**TASK GOAL:** An exact reproduction of the records is required, with all images left out.
☆ ☆ ☆ ☆ ☆
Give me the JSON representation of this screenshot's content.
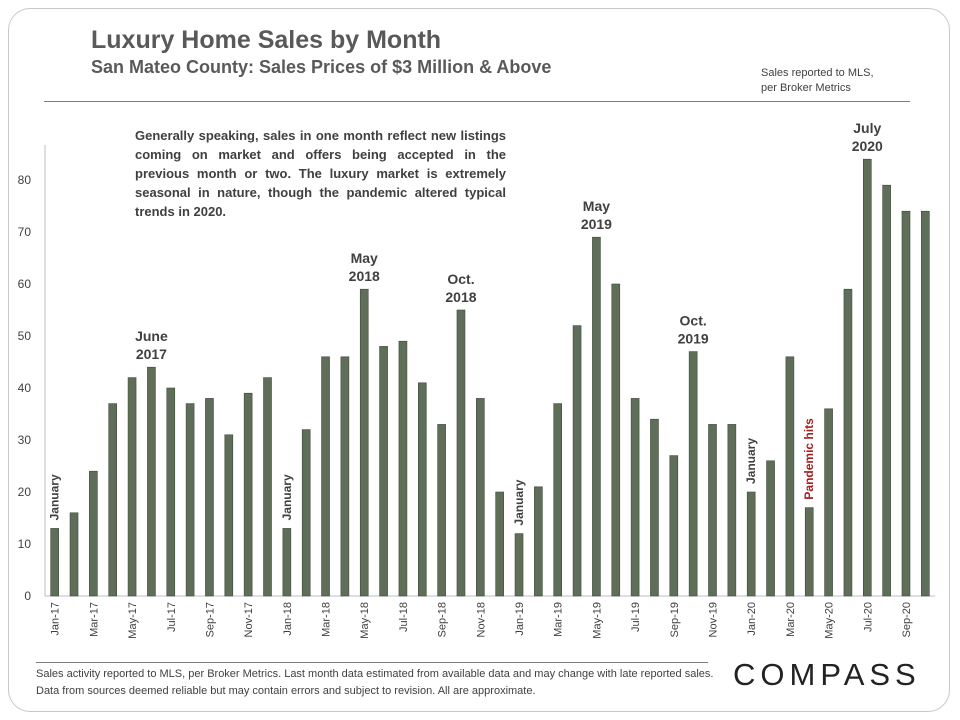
{
  "header": {
    "title": "Luxury Home Sales by Month",
    "subtitle": "San Mateo County: Sales Prices of $3 Million & Above",
    "source_line1": "Sales reported to MLS,",
    "source_line2": "per Broker Metrics"
  },
  "commentary": "Generally speaking, sales in one month reflect new listings coming on market and offers being accepted in the previous month or two. The luxury market is extremely seasonal in nature, though the pandemic altered typical trends in 2020.",
  "footer": {
    "footnote": "Sales activity reported to MLS, per Broker Metrics. Last month data estimated from available data and may change with late reported sales. Data from sources deemed reliable but may contain errors and subject to revision. All are approximate.",
    "brand": "COMPASS"
  },
  "colors": {
    "bar": "#5e6e58",
    "bar_edge": "#3f4b3b",
    "text": "#404040",
    "pandemic_text": "#a41e22"
  },
  "chart_data": {
    "type": "bar",
    "categories": [
      "Jan-17",
      "Feb-17",
      "Mar-17",
      "Apr-17",
      "May-17",
      "Jun-17",
      "Jul-17",
      "Aug-17",
      "Sep-17",
      "Oct-17",
      "Nov-17",
      "Dec-17",
      "Jan-18",
      "Feb-18",
      "Mar-18",
      "Apr-18",
      "May-18",
      "Jun-18",
      "Jul-18",
      "Aug-18",
      "Sep-18",
      "Oct-18",
      "Nov-18",
      "Dec-18",
      "Jan-19",
      "Feb-19",
      "Mar-19",
      "Apr-19",
      "May-19",
      "Jun-19",
      "Jul-19",
      "Aug-19",
      "Sep-19",
      "Oct-19",
      "Nov-19",
      "Dec-19",
      "Jan-20",
      "Feb-20",
      "Mar-20",
      "Apr-20",
      "May-20",
      "Jun-20",
      "Jul-20",
      "Aug-20",
      "Sep-20",
      "Oct-20"
    ],
    "visible_tick_labels": [
      "Jan-17",
      "Mar-17",
      "May-17",
      "Jul-17",
      "Sep-17",
      "Nov-17",
      "Jan-18",
      "Mar-18",
      "May-18",
      "Jul-18",
      "Sep-18",
      "Nov-18",
      "Jan-19",
      "Mar-19",
      "May-19",
      "Jul-19",
      "Sep-19",
      "Nov-19",
      "Jan-20",
      "Mar-20",
      "May-20",
      "Jul-20",
      "Sep-20"
    ],
    "values": [
      13,
      16,
      24,
      37,
      42,
      44,
      40,
      37,
      38,
      31,
      39,
      42,
      13,
      32,
      46,
      46,
      59,
      48,
      49,
      41,
      33,
      55,
      38,
      20,
      12,
      21,
      37,
      52,
      69,
      60,
      38,
      34,
      27,
      47,
      33,
      33,
      20,
      26,
      46,
      17,
      36,
      59,
      84,
      79,
      74,
      74
    ],
    "ylim": [
      0,
      85
    ],
    "yticks": [
      0,
      10,
      20,
      30,
      40,
      50,
      60,
      70,
      80
    ],
    "grid": false,
    "legend": "none",
    "annotations": [
      {
        "index": 0,
        "text": "January",
        "orientation": "vertical"
      },
      {
        "index": 5,
        "lines": [
          "June",
          "2017"
        ],
        "orientation": "horizontal"
      },
      {
        "index": 12,
        "text": "January",
        "orientation": "vertical"
      },
      {
        "index": 16,
        "lines": [
          "May",
          "2018"
        ],
        "orientation": "horizontal"
      },
      {
        "index": 21,
        "lines": [
          "Oct.",
          "2018"
        ],
        "orientation": "horizontal"
      },
      {
        "index": 24,
        "text": "January",
        "orientation": "vertical"
      },
      {
        "index": 28,
        "lines": [
          "May",
          "2019"
        ],
        "orientation": "horizontal"
      },
      {
        "index": 33,
        "lines": [
          "Oct.",
          "2019"
        ],
        "orientation": "horizontal"
      },
      {
        "index": 36,
        "text": "January",
        "orientation": "vertical"
      },
      {
        "index": 39,
        "text": "Pandemic hits",
        "orientation": "vertical",
        "highlight": true
      },
      {
        "index": 42,
        "lines": [
          "July",
          "2020"
        ],
        "orientation": "horizontal"
      }
    ]
  }
}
☆ ☆ ☆ ☆ ☆
**WORKED ANSWER:**
Give me the JSON representation of this screenshot's content.
{
  "header": {
    "title": "Luxury Home Sales by Month",
    "subtitle": "San Mateo County: Sales Prices of $3 Million & Above",
    "source_line1": "Sales reported to MLS,",
    "source_line2": "per Broker Metrics"
  },
  "commentary": "Generally speaking, sales in one month reflect new listings coming on market and offers being accepted in the previous month or two. The luxury market is extremely seasonal in nature, though the pandemic altered typical trends in 2020.",
  "footer": {
    "footnote": "Sales activity reported to MLS, per Broker Metrics. Last month data estimated from available data and may change with late reported sales. Data from sources deemed reliable but may contain errors and subject to revision. All are approximate.",
    "brand": "COMPASS"
  },
  "colors": {
    "bar": "#5e6e58",
    "bar_edge": "#3f4b3b",
    "text": "#404040",
    "pandemic_text": "#a41e22"
  },
  "chart_data": {
    "type": "bar",
    "categories": [
      "Jan-17",
      "Feb-17",
      "Mar-17",
      "Apr-17",
      "May-17",
      "Jun-17",
      "Jul-17",
      "Aug-17",
      "Sep-17",
      "Oct-17",
      "Nov-17",
      "Dec-17",
      "Jan-18",
      "Feb-18",
      "Mar-18",
      "Apr-18",
      "May-18",
      "Jun-18",
      "Jul-18",
      "Aug-18",
      "Sep-18",
      "Oct-18",
      "Nov-18",
      "Dec-18",
      "Jan-19",
      "Feb-19",
      "Mar-19",
      "Apr-19",
      "May-19",
      "Jun-19",
      "Jul-19",
      "Aug-19",
      "Sep-19",
      "Oct-19",
      "Nov-19",
      "Dec-19",
      "Jan-20",
      "Feb-20",
      "Mar-20",
      "Apr-20",
      "May-20",
      "Jun-20",
      "Jul-20",
      "Aug-20",
      "Sep-20",
      "Oct-20"
    ],
    "visible_tick_labels": [
      "Jan-17",
      "Mar-17",
      "May-17",
      "Jul-17",
      "Sep-17",
      "Nov-17",
      "Jan-18",
      "Mar-18",
      "May-18",
      "Jul-18",
      "Sep-18",
      "Nov-18",
      "Jan-19",
      "Mar-19",
      "May-19",
      "Jul-19",
      "Sep-19",
      "Nov-19",
      "Jan-20",
      "Mar-20",
      "May-20",
      "Jul-20",
      "Sep-20"
    ],
    "values": [
      13,
      16,
      24,
      37,
      42,
      44,
      40,
      37,
      38,
      31,
      39,
      42,
      13,
      32,
      46,
      46,
      59,
      48,
      49,
      41,
      33,
      55,
      38,
      20,
      12,
      21,
      37,
      52,
      69,
      60,
      38,
      34,
      27,
      47,
      33,
      33,
      20,
      26,
      46,
      17,
      36,
      59,
      84,
      79,
      74,
      74
    ],
    "ylim": [
      0,
      85
    ],
    "yticks": [
      0,
      10,
      20,
      30,
      40,
      50,
      60,
      70,
      80
    ],
    "grid": false,
    "legend": "none",
    "annotations": [
      {
        "index": 0,
        "text": "January",
        "orientation": "vertical"
      },
      {
        "index": 5,
        "lines": [
          "June",
          "2017"
        ],
        "orientation": "horizontal"
      },
      {
        "index": 12,
        "text": "January",
        "orientation": "vertical"
      },
      {
        "index": 16,
        "lines": [
          "May",
          "2018"
        ],
        "orientation": "horizontal"
      },
      {
        "index": 21,
        "lines": [
          "Oct.",
          "2018"
        ],
        "orientation": "horizontal"
      },
      {
        "index": 24,
        "text": "January",
        "orientation": "vertical"
      },
      {
        "index": 28,
        "lines": [
          "May",
          "2019"
        ],
        "orientation": "horizontal"
      },
      {
        "index": 33,
        "lines": [
          "Oct.",
          "2019"
        ],
        "orientation": "horizontal"
      },
      {
        "index": 36,
        "text": "January",
        "orientation": "vertical"
      },
      {
        "index": 39,
        "text": "Pandemic hits",
        "orientation": "vertical",
        "highlight": true
      },
      {
        "index": 42,
        "lines": [
          "July",
          "2020"
        ],
        "orientation": "horizontal"
      }
    ]
  }
}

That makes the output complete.